• [EXERCISE INSTRUCTIONS]: Extract every row below that contains the string "labels", copying each such row in full.

• [INFORMATION SHOWN]:
•••
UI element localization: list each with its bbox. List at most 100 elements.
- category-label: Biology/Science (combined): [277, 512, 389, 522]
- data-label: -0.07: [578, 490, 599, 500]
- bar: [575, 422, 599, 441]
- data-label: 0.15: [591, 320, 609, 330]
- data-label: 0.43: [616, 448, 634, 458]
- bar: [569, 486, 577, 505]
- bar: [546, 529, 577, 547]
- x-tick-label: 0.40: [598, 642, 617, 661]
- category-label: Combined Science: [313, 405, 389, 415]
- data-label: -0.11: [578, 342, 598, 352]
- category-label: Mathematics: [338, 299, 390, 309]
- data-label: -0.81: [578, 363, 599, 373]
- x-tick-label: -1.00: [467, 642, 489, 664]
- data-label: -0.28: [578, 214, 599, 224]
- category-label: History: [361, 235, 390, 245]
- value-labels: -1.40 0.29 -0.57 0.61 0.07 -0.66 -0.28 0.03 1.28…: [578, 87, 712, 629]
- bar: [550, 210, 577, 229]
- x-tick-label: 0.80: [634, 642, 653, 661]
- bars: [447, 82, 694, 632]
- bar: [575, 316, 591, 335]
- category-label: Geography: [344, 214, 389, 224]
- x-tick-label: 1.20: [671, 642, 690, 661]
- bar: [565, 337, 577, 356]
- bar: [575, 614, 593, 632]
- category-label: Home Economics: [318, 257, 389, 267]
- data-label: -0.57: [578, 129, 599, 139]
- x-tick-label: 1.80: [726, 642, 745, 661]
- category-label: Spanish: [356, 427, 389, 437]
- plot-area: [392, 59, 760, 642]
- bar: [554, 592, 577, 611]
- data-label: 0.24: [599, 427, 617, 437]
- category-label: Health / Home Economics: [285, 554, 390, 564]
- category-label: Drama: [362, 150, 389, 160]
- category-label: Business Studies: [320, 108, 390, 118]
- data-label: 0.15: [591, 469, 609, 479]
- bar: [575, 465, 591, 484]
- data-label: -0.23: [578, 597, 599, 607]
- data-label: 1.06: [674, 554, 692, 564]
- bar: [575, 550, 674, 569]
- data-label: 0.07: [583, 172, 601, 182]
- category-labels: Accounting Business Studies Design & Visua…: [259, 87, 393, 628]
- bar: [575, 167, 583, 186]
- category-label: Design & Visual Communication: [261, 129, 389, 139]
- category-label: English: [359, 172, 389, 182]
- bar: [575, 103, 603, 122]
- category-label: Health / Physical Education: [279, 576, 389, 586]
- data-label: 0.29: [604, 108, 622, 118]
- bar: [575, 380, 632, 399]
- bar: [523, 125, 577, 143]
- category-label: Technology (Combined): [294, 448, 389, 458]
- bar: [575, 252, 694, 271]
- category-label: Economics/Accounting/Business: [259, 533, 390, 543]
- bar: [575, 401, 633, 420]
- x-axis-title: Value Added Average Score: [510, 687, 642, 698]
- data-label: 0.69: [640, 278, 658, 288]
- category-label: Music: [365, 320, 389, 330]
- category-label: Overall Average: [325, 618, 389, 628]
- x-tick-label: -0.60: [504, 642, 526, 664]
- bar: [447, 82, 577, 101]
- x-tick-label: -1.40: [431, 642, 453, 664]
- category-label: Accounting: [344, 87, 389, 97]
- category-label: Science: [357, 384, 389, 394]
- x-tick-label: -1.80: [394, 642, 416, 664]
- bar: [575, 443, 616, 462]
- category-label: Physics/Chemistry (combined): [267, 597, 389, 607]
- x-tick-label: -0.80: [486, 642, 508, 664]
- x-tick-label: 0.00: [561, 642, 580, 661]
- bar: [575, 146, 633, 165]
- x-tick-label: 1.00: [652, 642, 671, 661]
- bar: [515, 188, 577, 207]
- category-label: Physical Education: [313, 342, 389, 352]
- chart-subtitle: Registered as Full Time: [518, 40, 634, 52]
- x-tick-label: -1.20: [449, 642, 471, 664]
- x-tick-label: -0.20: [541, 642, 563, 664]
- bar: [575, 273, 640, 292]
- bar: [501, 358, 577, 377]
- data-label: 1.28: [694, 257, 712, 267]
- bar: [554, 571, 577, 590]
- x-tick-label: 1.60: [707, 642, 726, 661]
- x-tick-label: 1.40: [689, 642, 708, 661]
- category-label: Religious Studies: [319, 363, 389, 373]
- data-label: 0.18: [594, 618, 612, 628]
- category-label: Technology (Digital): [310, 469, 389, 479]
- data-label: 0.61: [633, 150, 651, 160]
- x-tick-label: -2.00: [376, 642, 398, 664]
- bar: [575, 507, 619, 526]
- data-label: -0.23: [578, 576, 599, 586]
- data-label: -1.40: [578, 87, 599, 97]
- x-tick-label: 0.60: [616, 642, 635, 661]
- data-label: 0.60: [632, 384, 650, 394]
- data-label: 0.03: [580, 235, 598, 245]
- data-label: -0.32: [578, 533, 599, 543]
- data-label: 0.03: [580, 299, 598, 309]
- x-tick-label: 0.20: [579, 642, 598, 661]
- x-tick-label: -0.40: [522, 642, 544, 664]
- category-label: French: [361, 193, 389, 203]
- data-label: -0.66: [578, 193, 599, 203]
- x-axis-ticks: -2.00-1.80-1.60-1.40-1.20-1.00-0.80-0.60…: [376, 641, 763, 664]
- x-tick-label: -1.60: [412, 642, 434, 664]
•••
• [EXERCISE RESPONSE]:
- value-labels: -1.40 0.29 -0.57 0.61 0.07 -0.66 -0.28 0.03 1.28…: [578, 87, 712, 629]
- category-labels: Accounting Business Studies Design & Visua…: [259, 87, 393, 628]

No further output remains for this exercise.